__DATASET RECORDS__:
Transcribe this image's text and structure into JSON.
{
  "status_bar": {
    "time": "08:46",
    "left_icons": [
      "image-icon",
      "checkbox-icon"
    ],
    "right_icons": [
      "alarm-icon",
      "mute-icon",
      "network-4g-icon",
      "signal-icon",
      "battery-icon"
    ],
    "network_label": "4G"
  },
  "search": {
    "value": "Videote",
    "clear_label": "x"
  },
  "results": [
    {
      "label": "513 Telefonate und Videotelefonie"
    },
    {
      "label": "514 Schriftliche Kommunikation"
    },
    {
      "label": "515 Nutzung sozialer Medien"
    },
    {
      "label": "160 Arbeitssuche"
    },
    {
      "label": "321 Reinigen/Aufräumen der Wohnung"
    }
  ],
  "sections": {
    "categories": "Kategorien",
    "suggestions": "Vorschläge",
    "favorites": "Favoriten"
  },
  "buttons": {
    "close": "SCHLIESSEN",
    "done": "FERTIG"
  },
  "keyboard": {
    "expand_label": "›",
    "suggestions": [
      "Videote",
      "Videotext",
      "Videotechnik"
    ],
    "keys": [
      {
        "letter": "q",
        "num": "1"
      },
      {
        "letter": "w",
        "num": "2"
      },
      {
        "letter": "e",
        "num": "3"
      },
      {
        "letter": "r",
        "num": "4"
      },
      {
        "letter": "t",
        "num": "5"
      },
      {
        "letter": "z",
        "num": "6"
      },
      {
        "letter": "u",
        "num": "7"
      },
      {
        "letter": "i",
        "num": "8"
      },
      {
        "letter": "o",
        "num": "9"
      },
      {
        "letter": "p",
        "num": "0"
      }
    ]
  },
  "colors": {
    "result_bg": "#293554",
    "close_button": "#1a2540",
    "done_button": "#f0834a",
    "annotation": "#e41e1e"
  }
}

__WORK TO COMPLETE__:
Establish how many lines of the material above hold the word "suggestions". Nothing but the count should be returned.

__WRITTEN REPLY__:
2